>> Start Given information

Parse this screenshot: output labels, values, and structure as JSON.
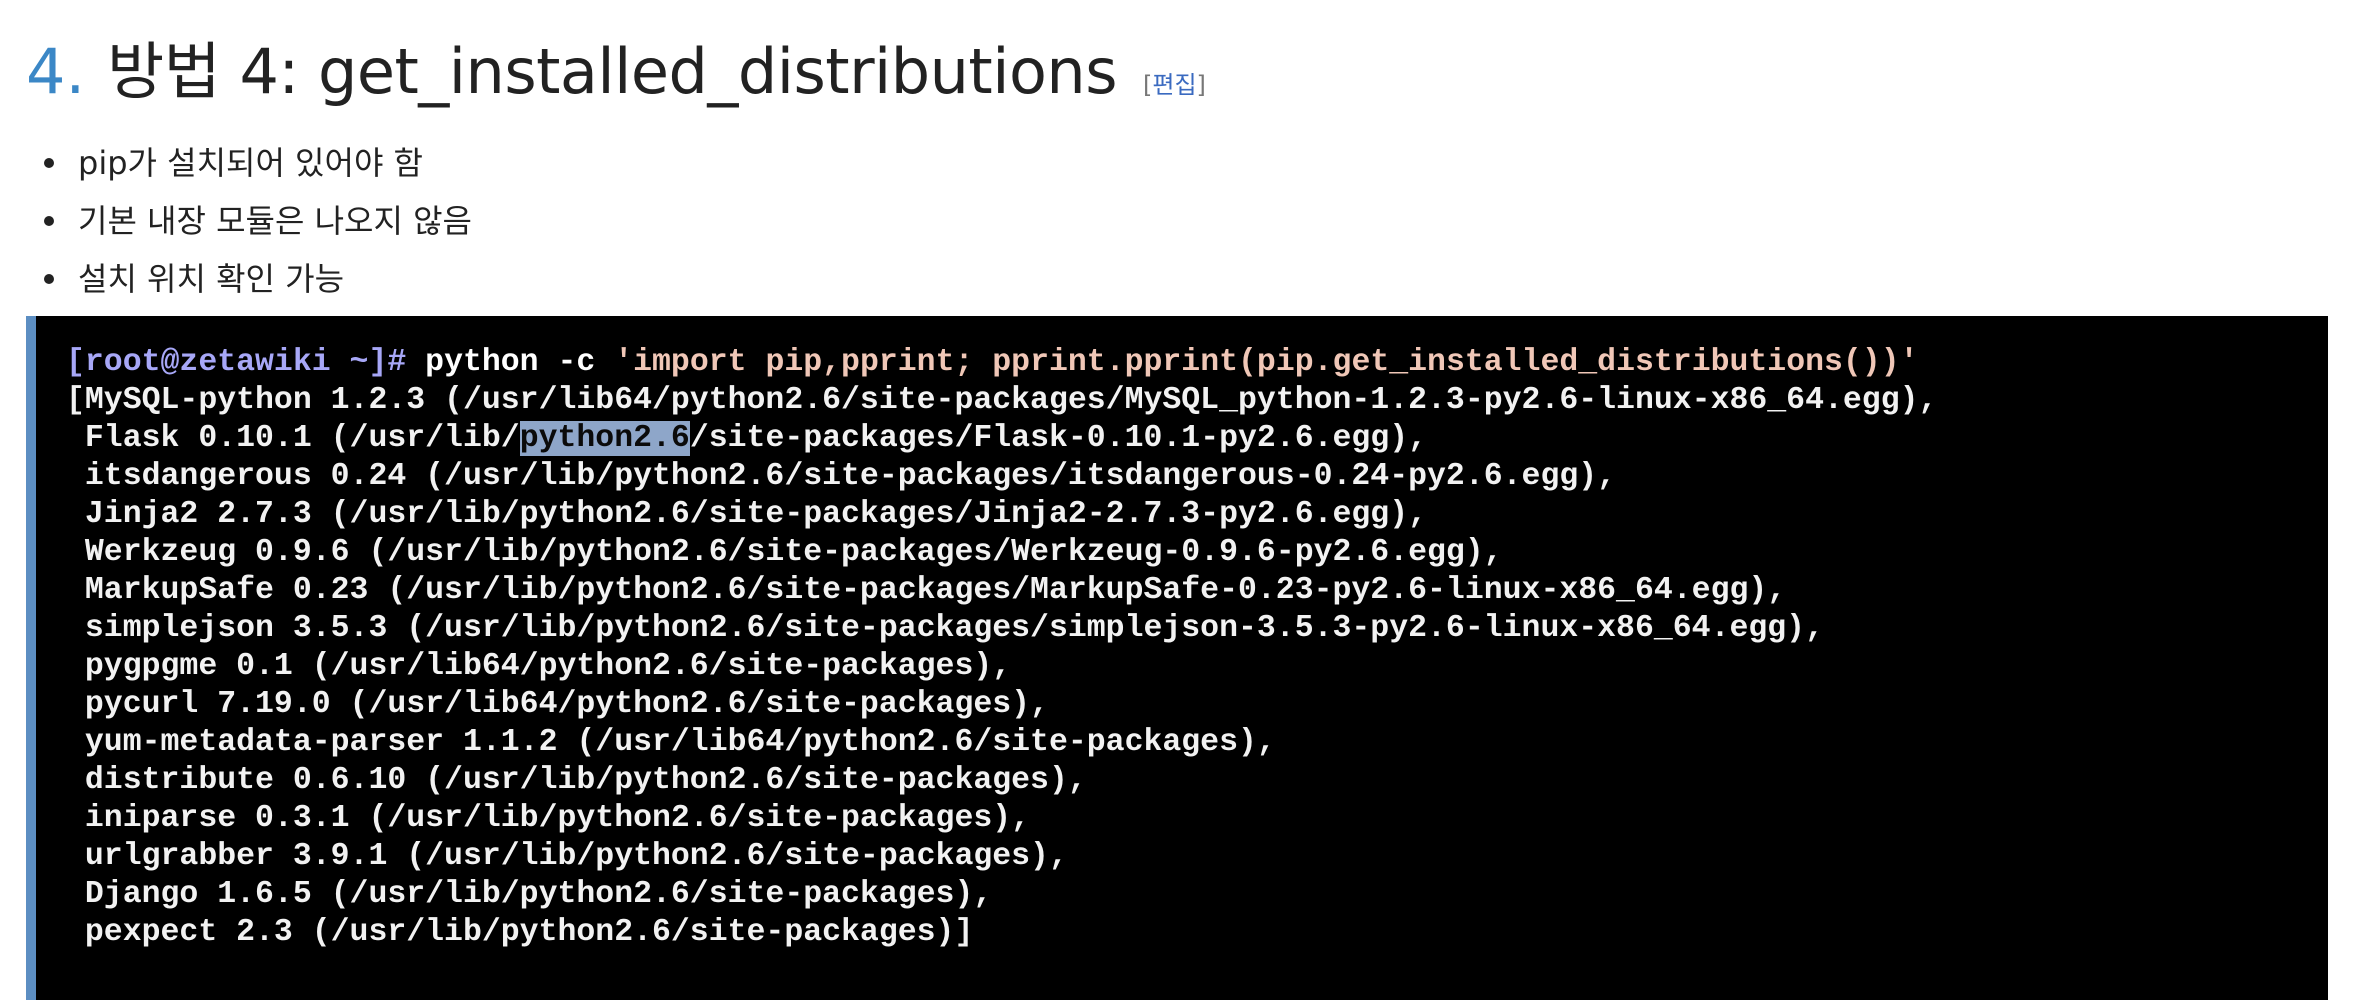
{
  "section": {
    "number": "4.",
    "title": "방법 4: get_installed_distributions",
    "edit_open": "[",
    "edit_label": "편집",
    "edit_close": "]"
  },
  "bullets": [
    "pip가 설치되어 있어야 함",
    "기본 내장 모듈은 나오지 않음",
    "설치 위치 확인 가능"
  ],
  "terminal": {
    "prompt": "[root@zetawiki ~]#",
    "command": "python -c",
    "command_arg": "'import pip,pprint; pprint.pprint(pip.get_installed_distributions())'",
    "output_lines": [
      "[MySQL-python 1.2.3 (/usr/lib64/python2.6/site-packages/MySQL_python-1.2.3-py2.6-linux-x86_64.egg),",
      " Flask 0.10.1 (/usr/lib/python2.6/site-packages/Flask-0.10.1-py2.6.egg),",
      " itsdangerous 0.24 (/usr/lib/python2.6/site-packages/itsdangerous-0.24-py2.6.egg),",
      " Jinja2 2.7.3 (/usr/lib/python2.6/site-packages/Jinja2-2.7.3-py2.6.egg),",
      " Werkzeug 0.9.6 (/usr/lib/python2.6/site-packages/Werkzeug-0.9.6-py2.6.egg),",
      " MarkupSafe 0.23 (/usr/lib/python2.6/site-packages/MarkupSafe-0.23-py2.6-linux-x86_64.egg),",
      " simplejson 3.5.3 (/usr/lib/python2.6/site-packages/simplejson-3.5.3-py2.6-linux-x86_64.egg),",
      " pygpgme 0.1 (/usr/lib64/python2.6/site-packages),",
      " pycurl 7.19.0 (/usr/lib64/python2.6/site-packages),",
      " yum-metadata-parser 1.1.2 (/usr/lib64/python2.6/site-packages),",
      " distribute 0.6.10 (/usr/lib/python2.6/site-packages),",
      " iniparse 0.3.1 (/usr/lib/python2.6/site-packages),",
      " urlgrabber 3.9.1 (/usr/lib/python2.6/site-packages),",
      " Django 1.6.5 (/usr/lib/python2.6/site-packages),",
      " pexpect 2.3 (/usr/lib/python2.6/site-packages)]"
    ],
    "selection": {
      "line": 1,
      "text": "python2.6"
    }
  },
  "colors": {
    "heading_number": "#3b87c6",
    "terminal_bg": "#000000",
    "terminal_border": "#5c8ec2",
    "prompt": "#a7a7f7",
    "command_string": "#f0c7b7",
    "selection": "#8ea6c9"
  }
}
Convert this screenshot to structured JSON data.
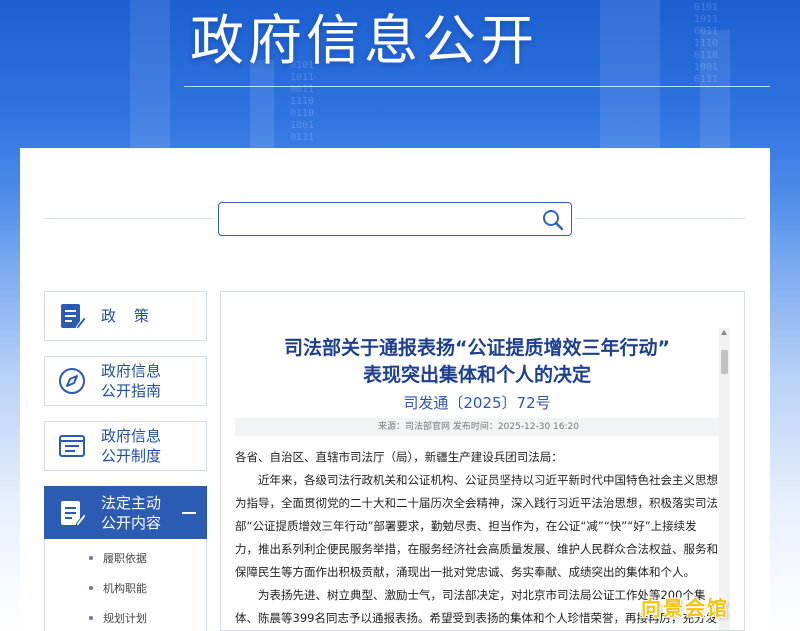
{
  "banner": {
    "title": "政府信息公开",
    "deco_text": "0101\n1011\n0011\n1110\n0110\n1001\n0111"
  },
  "search": {
    "placeholder": "",
    "value": "",
    "icon": "search-icon",
    "border_color": "#2e63c4"
  },
  "sidebar": {
    "items": [
      {
        "label": "政策",
        "icon": "document-edit-icon"
      },
      {
        "label": "政府信息公开指南",
        "icon": "compass-icon"
      },
      {
        "label": "政府信息公开制度",
        "icon": "list-window-icon"
      },
      {
        "label": "法定主动公开内容",
        "icon": "document-edit-icon",
        "active": true
      }
    ],
    "sub_items": [
      {
        "label": "履职依据"
      },
      {
        "label": "机构职能"
      },
      {
        "label": "规划计划"
      }
    ],
    "active_color": "#2c5bb3",
    "text_color": "#1f4fa3"
  },
  "article": {
    "title_line1": "司法部关于通报表扬“公证提质增效三年行动”",
    "title_line2": "表现突出集体和个人的决定",
    "doc_number": "司发通〔2025〕72号",
    "meta": "来源：司法部官网 发布时间：2025-12-30 16:20",
    "salutation": "各省、自治区、直辖市司法厅（局），新疆生产建设兵团司法局：",
    "para1": "近年来，各级司法行政机关和公证机构、公证员坚持以习近平新时代中国特色社会主义思想为指导，全面贯彻党的二十大和二十届历次全会精神，深入践行习近平法治思想，积极落实司法部“公证提质增效三年行动”部署要求，勤勉尽责、担当作为，在公证“减”“快”“好”上接续发力，推出系列利企便民服务举措，在服务经济社会高质量发展、维护人民群众合法权益、服务和保障民生等方面作出积极贡献，涌现出一批对党忠诚、务实奉献、成绩突出的集体和个人。",
    "para2": "为表扬先进、树立典型、激励士气，司法部决定，对北京市司法局公证工作处等200个集体、陈晨等399名同志予以通报表扬。希望受到表扬的集体和个人珍惜荣誉，再接再厉，充分发挥榜样的示"
  },
  "watermark": {
    "text": "向景会馆",
    "color": "#f3c317"
  },
  "colors": {
    "title_blue": "#1d3f8f",
    "accent": "#2e56b0"
  }
}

>> End Given information

> **Goal of the exercise**: Wherever "linux" shows up in a line, copy that line.

> **Solved exercise**:
      "[MySQL-python 1.2.3 (/usr/lib64/python2.6/site-packages/MySQL_python-1.2.3-py2.6-linux-x86_64.egg),",
      " MarkupSafe 0.23 (/usr/lib/python2.6/site-packages/MarkupSafe-0.23-py2.6-linux-x86_64.egg),",
      " simplejson 3.5.3 (/usr/lib/python2.6/site-packages/simplejson-3.5.3-py2.6-linux-x86_64.egg),",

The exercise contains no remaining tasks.